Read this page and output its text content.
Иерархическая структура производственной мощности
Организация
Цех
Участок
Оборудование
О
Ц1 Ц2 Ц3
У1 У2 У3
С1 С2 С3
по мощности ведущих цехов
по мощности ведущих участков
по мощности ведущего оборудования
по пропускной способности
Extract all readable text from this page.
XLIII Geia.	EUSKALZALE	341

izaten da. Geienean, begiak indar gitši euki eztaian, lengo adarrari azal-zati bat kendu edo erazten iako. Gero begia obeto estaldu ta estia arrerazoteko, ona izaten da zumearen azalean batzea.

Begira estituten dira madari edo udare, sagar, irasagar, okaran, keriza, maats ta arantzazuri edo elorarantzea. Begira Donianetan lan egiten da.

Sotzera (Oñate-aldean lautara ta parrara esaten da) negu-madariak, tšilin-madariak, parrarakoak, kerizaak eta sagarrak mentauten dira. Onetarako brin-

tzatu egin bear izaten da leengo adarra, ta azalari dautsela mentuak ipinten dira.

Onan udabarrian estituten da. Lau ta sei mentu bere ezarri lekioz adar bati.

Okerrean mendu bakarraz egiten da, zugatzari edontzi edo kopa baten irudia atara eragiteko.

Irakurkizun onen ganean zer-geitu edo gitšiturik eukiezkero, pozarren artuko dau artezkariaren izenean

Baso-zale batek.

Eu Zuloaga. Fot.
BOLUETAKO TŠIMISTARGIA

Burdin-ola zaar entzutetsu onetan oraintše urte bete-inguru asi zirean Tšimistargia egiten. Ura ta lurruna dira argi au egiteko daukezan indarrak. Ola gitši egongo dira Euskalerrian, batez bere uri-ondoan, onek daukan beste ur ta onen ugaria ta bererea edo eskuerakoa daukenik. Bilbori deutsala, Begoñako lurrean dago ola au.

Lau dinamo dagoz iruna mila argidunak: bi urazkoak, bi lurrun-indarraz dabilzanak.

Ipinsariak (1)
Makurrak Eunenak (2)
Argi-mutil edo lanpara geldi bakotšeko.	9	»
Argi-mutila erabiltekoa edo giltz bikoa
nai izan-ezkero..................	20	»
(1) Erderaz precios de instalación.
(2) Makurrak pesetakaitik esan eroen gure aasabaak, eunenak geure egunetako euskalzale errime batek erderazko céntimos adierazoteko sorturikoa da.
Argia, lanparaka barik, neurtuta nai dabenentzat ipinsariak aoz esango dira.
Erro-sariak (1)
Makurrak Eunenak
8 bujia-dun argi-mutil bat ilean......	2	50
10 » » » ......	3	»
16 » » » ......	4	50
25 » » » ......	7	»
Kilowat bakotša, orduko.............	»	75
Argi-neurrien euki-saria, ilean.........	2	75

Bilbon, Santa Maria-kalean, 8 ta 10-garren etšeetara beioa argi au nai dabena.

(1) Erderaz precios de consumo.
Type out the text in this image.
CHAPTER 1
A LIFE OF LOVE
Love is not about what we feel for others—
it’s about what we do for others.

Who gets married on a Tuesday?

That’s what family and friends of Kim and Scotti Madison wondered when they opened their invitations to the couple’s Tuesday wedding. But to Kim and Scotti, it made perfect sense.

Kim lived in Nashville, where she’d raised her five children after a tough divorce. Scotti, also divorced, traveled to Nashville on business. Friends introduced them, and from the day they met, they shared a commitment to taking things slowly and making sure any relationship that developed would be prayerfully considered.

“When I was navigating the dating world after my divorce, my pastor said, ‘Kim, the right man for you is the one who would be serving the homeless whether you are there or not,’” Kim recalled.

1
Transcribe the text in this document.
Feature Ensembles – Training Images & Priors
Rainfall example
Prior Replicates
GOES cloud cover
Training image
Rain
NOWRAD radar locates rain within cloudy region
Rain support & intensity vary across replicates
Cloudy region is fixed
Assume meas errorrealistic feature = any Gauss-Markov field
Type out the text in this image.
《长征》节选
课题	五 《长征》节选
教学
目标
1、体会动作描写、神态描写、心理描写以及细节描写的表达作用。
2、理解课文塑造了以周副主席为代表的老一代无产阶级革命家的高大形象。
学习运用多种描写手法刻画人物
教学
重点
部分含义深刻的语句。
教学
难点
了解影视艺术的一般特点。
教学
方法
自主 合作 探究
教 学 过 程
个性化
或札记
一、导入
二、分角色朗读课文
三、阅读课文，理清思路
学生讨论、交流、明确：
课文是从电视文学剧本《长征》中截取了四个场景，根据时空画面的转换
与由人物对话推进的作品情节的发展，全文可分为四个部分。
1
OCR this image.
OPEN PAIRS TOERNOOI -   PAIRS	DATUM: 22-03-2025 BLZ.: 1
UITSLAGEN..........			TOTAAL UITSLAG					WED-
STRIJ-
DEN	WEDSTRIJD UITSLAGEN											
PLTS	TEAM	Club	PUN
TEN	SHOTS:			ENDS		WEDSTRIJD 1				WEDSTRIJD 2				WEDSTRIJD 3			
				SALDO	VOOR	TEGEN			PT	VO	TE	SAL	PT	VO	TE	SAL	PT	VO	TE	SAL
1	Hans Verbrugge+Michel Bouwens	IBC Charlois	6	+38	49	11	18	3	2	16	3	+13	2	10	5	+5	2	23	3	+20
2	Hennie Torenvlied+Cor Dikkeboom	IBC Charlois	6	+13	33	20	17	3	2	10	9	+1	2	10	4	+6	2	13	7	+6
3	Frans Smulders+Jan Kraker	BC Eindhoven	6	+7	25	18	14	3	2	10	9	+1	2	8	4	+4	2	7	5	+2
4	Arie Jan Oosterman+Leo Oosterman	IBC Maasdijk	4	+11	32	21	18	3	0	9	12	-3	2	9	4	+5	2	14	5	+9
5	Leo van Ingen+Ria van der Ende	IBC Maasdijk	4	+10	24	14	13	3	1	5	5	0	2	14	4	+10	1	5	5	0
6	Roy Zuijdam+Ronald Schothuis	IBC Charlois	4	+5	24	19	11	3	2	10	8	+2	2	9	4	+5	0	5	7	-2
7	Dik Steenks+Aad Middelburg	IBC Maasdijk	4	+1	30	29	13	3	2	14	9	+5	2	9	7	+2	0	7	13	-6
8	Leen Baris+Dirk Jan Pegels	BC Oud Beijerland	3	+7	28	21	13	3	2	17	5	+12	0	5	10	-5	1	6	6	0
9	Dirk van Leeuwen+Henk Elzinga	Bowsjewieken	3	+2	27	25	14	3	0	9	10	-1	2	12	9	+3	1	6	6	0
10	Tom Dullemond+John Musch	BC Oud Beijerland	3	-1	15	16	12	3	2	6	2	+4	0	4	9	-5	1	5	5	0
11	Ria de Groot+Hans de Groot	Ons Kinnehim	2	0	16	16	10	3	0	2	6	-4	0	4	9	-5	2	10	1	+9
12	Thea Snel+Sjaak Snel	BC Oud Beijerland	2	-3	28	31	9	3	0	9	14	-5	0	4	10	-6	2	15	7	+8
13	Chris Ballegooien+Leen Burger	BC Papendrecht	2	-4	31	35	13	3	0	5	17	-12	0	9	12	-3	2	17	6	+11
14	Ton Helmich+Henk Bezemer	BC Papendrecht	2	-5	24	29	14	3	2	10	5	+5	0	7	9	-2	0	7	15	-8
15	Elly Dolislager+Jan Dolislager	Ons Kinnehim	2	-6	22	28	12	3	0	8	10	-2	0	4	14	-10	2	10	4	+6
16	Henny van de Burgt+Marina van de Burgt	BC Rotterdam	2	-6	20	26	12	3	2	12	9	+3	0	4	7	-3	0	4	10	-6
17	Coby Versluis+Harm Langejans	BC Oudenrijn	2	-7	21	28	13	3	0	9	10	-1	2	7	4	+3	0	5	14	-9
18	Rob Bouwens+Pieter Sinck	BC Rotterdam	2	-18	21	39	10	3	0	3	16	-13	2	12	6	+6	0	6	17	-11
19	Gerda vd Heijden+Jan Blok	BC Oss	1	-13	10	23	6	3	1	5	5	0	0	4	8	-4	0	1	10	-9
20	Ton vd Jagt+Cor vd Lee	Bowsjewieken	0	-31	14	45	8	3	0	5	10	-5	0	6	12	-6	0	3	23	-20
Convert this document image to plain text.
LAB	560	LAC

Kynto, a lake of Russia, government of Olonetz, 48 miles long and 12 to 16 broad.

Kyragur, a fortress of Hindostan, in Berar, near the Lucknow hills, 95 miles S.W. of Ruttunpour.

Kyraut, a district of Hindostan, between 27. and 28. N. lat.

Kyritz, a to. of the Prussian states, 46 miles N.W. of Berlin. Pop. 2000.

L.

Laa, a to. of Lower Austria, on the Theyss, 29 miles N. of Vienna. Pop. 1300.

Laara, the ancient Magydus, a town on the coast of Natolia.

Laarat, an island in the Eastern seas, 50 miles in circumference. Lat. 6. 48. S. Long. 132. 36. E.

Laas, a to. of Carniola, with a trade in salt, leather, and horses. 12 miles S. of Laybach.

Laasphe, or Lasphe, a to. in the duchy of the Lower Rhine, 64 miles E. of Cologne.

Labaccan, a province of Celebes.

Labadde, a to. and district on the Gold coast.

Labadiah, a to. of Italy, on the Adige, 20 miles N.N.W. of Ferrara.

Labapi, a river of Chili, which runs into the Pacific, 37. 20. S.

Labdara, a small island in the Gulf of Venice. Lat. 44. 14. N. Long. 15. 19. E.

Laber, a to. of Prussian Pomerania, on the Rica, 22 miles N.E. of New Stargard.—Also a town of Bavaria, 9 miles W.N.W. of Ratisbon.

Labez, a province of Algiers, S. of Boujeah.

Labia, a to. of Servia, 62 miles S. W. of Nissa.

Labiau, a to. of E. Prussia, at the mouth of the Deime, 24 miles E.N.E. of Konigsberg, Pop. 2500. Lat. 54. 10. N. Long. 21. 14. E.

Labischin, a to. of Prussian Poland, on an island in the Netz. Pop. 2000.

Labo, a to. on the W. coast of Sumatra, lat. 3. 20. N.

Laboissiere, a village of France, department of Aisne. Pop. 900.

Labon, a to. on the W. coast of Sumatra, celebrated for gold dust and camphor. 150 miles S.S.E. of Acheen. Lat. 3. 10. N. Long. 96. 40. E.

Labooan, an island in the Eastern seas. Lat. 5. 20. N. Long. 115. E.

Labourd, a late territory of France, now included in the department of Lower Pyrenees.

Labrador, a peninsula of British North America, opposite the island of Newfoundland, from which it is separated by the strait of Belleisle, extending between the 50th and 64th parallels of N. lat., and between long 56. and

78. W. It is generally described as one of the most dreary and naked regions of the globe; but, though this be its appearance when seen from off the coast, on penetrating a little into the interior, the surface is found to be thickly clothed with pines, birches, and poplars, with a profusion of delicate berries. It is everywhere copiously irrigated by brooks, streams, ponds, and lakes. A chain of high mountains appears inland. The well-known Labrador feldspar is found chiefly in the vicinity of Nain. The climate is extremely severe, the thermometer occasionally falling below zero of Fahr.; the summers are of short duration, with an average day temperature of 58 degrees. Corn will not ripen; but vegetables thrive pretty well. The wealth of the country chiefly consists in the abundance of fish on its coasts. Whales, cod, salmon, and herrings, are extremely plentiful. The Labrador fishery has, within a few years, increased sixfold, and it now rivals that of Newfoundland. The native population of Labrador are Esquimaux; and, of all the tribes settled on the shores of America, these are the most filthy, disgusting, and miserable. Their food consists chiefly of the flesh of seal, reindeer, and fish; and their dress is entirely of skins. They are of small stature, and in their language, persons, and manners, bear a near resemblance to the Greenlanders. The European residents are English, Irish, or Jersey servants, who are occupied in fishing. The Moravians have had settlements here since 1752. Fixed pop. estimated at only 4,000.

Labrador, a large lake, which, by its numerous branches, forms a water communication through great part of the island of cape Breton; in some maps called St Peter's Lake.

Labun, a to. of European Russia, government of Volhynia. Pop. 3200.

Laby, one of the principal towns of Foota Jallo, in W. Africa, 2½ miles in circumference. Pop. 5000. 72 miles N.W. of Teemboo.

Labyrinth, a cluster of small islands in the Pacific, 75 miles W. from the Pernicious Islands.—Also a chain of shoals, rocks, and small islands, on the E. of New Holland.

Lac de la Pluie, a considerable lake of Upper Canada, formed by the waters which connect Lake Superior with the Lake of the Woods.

○ ○ ○

Problem to solve: Only the count is wanted: report how many lines of the material above hold the word "circumference".

Task solution: 2